| Description of the task |
Omit every picture and write out the rest of the records exactly.

[Data records]
◆ ◆ ◆ ◆

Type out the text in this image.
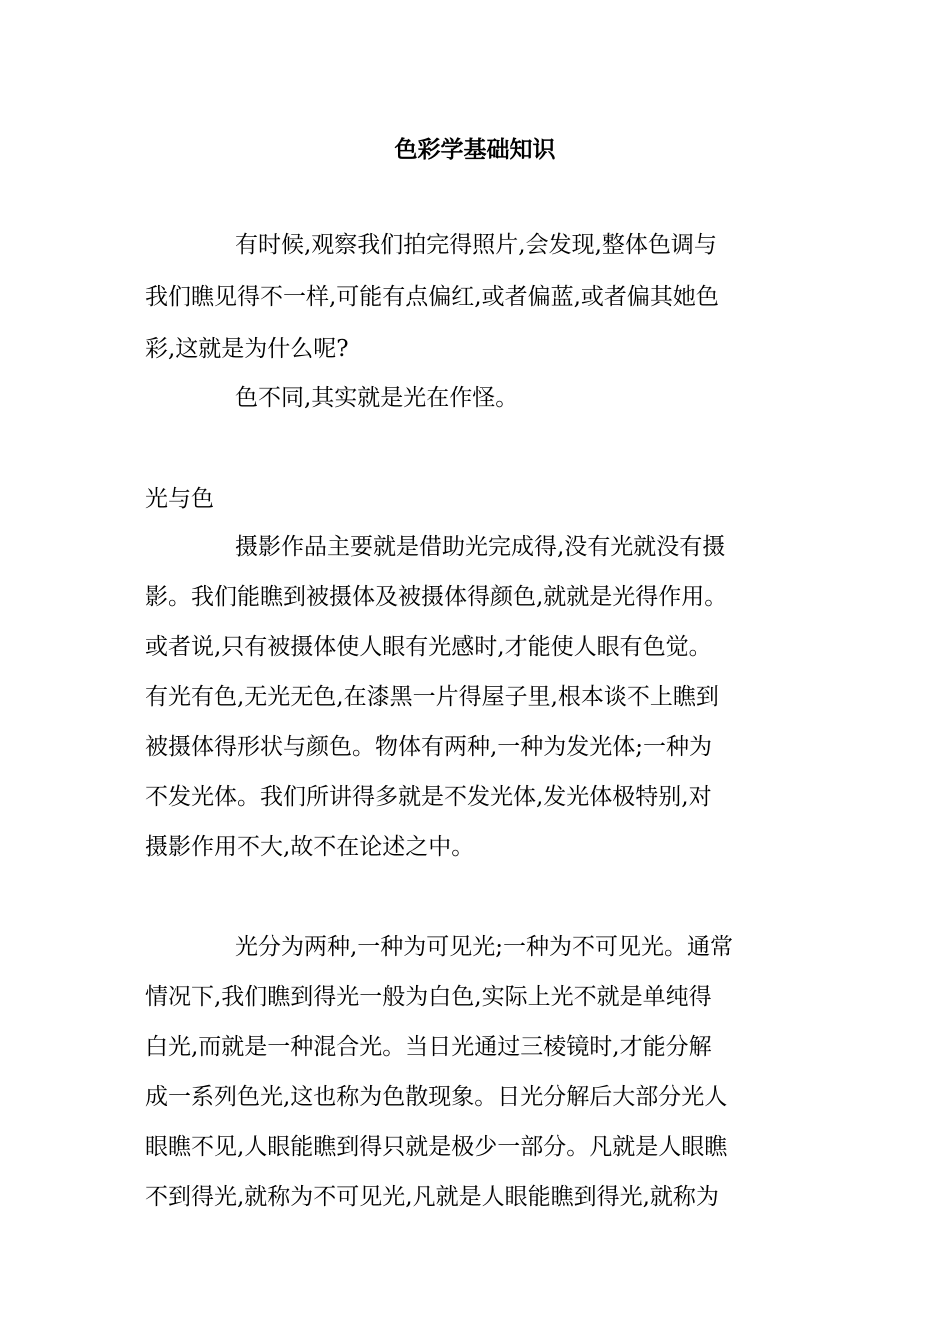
色彩学基础知识
有时候,观察我们拍完得照片,会发现,整体色调与
我们瞧见得不一样,可能有点偏红,或者偏蓝,或者偏其她色
彩,这就是为什么呢?
色不同,其实就是光在作怪。
光与色
摄影作品主要就是借助光完成得,没有光就没有摄
影。我们能瞧到被摄体及被摄体得颜色,就就是光得作用。
或者说,只有被摄体使人眼有光感时,才能使人眼有色觉。
有光有色,无光无色,在漆黑一片得屋子里,根本谈不上瞧到
被摄体得形状与颜色。物体有两种,一种为发光体;一种为
不发光体。我们所讲得多就是不发光体,发光体极特别,对
摄影作用不大,故不在论述之中。
光分为两种,一种为可见光;一种为不可见光。通常
情况下,我们瞧到得光一般为白色,实际上光不就是单纯得
白光,而就是一种混合光。当日光通过三棱镜时,才能分解
成一系列色光,这也称为色散现象。日光分解后大部分光人
眼瞧不见,人眼能瞧到得只就是极少一部分。凡就是人眼瞧
不到得光,就称为不可见光,凡就是人眼能瞧到得光,就称为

◆ ◆ ◆ ◆

| Response |
Type out the text in this image.
色彩学基础知识
有时候,观察我们拍完得照片,会发现,整体色调与
我们瞧见得不一样,可能有点偏红,或者偏蓝,或者偏其她色
彩,这就是为什么呢?
色不同,其实就是光在作怪。
光与色
摄影作品主要就是借助光完成得,没有光就没有摄
影。我们能瞧到被摄体及被摄体得颜色,就就是光得作用。
或者说,只有被摄体使人眼有光感时,才能使人眼有色觉。
有光有色,无光无色,在漆黑一片得屋子里,根本谈不上瞧到
被摄体得形状与颜色。物体有两种,一种为发光体;一种为
不发光体。我们所讲得多就是不发光体,发光体极特别,对
摄影作用不大,故不在论述之中。
光分为两种,一种为可见光;一种为不可见光。通常
情况下,我们瞧到得光一般为白色,实际上光不就是单纯得
白光,而就是一种混合光。当日光通过三棱镜时,才能分解
成一系列色光,这也称为色散现象。日光分解后大部分光人
眼瞧不见,人眼能瞧到得只就是极少一部分。凡就是人眼瞧
不到得光,就称为不可见光,凡就是人眼能瞧到得光,就称为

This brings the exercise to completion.